This implementation addresses several critical production requirements. The exponential backoff calculation doubles the delay with each attempt while capping it at a maximum value to prevent indefinite delays. Jitter adds randomness to prevent synchronized retries across multiple clients. The circuit breaker tracks failure rates per endpoint and temporarily stops sending requests to consistently failing services, preventing wasted resources and allowing time for recovery.

Circuit Breaker Pattern for Webhook Resilience

The circuit breaker pattern is essential for webhook retry logic at scale. It prevents your system from repeatedly attempting to deliver webhooks to endpoints that are clearly down, reducing load on both your infrastructure and the failing service.

→ **Problem**
Transcribe the passage on webhook retry logic word for word, starting at "This implementation addresses" and ending at "time for recovery.". The records aren't needed for any of this.

Annotations of element boxes
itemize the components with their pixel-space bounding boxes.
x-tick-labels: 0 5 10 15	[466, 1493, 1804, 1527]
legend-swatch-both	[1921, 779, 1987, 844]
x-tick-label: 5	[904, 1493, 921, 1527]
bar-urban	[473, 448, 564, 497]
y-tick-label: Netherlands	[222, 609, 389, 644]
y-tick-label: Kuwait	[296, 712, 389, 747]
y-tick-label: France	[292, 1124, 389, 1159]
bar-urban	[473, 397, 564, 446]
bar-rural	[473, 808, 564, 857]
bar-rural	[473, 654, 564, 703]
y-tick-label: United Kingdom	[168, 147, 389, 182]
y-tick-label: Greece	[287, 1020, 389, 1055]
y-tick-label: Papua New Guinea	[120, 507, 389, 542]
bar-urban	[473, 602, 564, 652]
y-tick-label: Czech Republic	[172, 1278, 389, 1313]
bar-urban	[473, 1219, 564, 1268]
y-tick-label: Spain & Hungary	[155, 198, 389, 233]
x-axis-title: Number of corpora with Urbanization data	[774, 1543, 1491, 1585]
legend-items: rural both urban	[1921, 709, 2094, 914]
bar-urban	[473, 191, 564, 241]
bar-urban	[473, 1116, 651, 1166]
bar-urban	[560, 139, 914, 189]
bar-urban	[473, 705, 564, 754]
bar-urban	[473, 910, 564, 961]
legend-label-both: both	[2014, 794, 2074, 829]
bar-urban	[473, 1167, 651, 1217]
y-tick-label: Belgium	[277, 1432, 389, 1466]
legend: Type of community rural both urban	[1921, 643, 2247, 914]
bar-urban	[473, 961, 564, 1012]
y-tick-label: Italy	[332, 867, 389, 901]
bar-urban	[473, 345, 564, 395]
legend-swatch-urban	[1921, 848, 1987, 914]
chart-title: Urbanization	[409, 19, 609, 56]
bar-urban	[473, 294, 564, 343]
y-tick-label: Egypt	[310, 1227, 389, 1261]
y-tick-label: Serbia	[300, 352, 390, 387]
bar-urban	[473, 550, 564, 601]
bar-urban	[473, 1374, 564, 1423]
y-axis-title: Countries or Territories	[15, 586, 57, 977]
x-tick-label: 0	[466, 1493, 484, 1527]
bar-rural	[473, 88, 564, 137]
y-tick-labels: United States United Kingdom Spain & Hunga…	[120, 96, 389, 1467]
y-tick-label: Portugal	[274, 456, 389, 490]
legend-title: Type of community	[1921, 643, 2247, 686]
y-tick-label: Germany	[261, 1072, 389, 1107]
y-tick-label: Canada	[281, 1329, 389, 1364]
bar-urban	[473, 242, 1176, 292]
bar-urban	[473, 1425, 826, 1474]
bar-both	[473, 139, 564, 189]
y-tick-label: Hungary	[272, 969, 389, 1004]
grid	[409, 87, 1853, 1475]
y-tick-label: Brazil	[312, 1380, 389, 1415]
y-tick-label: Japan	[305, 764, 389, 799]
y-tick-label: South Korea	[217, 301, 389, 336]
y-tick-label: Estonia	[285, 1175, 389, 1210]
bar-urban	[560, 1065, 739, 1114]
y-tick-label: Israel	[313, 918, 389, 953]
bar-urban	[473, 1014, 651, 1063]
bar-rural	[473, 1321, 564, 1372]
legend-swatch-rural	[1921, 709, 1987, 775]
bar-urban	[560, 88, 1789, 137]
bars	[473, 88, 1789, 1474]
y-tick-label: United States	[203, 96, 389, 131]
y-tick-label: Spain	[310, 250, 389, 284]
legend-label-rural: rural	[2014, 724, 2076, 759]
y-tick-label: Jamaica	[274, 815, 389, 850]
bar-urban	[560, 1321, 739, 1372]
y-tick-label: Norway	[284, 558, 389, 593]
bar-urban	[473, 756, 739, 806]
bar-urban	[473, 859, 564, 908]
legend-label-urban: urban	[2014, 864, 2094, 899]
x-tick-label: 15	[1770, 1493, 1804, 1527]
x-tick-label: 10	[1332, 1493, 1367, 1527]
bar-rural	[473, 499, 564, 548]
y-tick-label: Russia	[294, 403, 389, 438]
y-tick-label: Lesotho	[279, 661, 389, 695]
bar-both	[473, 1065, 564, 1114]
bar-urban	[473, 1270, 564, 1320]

→ **Exercise answer**
This implementation addresses several critical production requirements. The exponential backoff calculation doubles the delay with each attempt while capping it at a maximum value to prevent indefinite delays. Jitter adds randomness to prevent synchronized retries across multiple clients. The circuit breaker tracks failure rates per endpoint and temporarily stops sending requests to consistently failing services, preventing wasted resources and allowing time for recovery.